→ WRITTEN REQUEST
Scan the entries below and extract each line with the word "debt" in it.

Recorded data
■ ■ ■ ■

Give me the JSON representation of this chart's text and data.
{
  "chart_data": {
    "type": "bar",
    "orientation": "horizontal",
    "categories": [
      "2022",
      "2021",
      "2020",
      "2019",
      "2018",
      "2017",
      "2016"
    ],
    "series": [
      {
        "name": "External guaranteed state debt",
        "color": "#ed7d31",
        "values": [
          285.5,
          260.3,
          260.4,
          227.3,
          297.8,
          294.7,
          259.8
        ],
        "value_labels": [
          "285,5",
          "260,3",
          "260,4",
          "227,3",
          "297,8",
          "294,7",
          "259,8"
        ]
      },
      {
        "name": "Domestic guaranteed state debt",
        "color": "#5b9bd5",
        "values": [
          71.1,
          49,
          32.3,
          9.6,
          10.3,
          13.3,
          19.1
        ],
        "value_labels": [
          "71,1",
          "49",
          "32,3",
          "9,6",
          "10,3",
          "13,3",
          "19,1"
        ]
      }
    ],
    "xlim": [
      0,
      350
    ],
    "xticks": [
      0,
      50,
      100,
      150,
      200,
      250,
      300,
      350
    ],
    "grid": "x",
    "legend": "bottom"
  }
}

■ ■ ■ ■

→ SOLUTION
        "name": "External guaranteed state debt",
        "name": "Domestic guaranteed state debt",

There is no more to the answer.